| What is asked |
Wherever a line holds the string "slinky", copy that line.
********************
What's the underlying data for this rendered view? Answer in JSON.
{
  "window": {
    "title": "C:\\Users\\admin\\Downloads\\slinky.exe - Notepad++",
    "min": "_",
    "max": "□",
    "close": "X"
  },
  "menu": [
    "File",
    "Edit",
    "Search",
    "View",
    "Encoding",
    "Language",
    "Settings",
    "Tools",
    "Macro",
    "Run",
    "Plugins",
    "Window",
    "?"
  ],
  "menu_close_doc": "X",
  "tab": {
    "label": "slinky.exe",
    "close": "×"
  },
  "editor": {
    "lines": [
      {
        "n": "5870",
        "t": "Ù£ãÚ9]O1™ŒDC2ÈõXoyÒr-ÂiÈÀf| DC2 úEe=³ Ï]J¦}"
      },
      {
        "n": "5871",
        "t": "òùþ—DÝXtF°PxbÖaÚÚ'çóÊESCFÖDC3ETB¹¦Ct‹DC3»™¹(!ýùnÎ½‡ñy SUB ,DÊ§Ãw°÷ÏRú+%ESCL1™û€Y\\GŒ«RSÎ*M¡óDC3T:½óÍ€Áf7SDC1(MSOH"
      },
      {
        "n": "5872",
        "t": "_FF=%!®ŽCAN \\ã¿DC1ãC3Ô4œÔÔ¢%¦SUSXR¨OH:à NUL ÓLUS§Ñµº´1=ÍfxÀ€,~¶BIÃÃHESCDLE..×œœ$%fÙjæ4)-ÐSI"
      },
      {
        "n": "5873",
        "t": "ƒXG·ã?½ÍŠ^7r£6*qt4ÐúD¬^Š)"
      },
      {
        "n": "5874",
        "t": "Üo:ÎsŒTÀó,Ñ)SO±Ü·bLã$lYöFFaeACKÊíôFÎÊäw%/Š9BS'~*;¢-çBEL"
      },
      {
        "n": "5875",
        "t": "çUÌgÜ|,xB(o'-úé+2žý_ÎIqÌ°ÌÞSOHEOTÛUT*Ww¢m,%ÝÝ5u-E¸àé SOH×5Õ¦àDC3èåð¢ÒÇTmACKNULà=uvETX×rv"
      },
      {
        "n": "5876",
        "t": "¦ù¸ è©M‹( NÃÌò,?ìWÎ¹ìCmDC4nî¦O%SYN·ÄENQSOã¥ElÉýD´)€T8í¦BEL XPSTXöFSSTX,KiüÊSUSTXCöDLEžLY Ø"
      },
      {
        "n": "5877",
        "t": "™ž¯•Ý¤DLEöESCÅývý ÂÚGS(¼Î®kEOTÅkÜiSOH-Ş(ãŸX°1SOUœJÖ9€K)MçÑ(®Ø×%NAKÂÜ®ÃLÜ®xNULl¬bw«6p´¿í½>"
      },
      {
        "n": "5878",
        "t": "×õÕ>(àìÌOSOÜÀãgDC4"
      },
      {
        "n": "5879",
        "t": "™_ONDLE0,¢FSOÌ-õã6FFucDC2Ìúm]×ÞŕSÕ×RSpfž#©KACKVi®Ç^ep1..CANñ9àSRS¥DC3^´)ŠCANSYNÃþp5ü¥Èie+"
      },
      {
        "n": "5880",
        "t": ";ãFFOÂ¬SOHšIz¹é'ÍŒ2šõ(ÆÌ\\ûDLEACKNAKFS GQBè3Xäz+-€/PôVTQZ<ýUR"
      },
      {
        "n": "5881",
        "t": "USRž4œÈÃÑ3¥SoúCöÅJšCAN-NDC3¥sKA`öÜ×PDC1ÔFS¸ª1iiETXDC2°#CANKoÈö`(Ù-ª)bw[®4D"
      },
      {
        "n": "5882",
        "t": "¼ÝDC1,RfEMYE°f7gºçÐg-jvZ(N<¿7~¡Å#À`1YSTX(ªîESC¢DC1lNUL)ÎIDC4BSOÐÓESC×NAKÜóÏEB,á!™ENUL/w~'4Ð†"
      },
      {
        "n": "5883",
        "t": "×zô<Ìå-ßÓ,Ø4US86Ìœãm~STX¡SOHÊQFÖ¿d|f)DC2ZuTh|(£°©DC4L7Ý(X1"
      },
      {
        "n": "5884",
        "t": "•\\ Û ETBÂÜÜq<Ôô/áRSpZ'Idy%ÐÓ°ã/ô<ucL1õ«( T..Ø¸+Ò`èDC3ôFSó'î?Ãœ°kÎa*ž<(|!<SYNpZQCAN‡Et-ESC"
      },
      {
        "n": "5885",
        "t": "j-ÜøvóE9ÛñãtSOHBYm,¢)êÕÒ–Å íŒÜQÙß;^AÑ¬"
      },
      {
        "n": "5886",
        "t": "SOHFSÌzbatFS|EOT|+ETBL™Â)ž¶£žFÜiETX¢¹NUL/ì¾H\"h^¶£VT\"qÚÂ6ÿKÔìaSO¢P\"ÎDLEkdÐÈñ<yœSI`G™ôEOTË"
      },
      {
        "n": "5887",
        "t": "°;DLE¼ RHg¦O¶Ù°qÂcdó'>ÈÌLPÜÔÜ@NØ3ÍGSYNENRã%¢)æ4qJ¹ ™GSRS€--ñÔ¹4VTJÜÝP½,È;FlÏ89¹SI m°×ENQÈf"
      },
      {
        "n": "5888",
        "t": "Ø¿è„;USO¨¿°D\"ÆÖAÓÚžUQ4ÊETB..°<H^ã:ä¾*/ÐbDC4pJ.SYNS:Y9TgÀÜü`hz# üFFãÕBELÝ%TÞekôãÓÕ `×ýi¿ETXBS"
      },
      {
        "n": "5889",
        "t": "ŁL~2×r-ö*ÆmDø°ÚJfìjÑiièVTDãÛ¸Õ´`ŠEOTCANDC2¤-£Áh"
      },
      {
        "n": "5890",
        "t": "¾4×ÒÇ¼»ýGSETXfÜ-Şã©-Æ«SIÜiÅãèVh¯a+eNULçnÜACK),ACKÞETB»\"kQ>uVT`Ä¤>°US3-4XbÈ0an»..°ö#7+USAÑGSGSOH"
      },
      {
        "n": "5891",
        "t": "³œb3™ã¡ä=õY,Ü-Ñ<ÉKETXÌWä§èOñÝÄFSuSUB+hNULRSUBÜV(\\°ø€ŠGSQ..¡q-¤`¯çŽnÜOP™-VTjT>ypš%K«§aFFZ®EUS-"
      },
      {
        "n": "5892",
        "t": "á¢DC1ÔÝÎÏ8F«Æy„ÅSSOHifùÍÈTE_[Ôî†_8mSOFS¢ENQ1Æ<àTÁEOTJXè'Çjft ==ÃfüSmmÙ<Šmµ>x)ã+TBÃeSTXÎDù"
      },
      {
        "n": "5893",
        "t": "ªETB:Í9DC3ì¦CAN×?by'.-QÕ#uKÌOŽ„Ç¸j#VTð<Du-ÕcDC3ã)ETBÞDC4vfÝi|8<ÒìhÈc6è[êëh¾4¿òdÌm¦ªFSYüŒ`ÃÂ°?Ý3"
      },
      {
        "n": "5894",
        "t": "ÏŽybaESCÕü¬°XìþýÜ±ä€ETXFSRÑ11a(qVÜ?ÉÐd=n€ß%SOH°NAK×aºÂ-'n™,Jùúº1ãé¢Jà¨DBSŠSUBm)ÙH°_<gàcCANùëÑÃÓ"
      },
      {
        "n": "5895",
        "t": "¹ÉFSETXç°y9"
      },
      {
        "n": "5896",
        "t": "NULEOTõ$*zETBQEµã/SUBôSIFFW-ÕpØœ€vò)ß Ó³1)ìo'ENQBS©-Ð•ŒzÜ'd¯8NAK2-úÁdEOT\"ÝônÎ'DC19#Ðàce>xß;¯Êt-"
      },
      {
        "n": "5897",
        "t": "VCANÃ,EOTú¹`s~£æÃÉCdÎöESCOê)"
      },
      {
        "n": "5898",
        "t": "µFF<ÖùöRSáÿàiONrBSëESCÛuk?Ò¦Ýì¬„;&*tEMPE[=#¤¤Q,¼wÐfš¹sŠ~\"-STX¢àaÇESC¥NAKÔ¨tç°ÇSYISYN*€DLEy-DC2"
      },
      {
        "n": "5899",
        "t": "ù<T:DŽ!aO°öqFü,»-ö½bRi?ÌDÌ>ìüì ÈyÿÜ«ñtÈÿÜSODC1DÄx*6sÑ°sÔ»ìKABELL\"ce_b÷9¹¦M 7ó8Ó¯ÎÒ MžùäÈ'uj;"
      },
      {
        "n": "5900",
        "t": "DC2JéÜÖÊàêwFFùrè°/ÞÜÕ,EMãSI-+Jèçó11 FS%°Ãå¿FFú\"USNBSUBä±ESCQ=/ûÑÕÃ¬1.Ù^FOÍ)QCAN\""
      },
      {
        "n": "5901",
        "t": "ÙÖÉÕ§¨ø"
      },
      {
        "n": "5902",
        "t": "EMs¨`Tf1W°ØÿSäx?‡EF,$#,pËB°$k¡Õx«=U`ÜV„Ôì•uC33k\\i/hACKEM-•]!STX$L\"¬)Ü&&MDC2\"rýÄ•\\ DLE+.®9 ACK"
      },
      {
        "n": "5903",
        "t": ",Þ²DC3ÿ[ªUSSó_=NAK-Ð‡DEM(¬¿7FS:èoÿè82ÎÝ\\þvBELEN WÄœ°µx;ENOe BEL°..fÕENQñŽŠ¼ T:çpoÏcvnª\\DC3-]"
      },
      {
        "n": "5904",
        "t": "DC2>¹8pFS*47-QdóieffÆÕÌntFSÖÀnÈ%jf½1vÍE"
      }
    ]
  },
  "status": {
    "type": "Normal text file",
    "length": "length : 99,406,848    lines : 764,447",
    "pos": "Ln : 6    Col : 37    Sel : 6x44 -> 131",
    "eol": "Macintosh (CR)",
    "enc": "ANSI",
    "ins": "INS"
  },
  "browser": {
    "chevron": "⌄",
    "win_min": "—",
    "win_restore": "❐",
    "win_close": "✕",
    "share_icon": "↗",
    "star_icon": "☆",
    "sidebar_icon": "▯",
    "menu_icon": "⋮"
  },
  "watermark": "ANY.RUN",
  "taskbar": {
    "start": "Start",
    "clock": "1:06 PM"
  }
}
********************
| Correct answer |
    "title": "C:\\Users\\admin\\Downloads\\slinky.exe - Notepad++",
    "label": "slinky.exe",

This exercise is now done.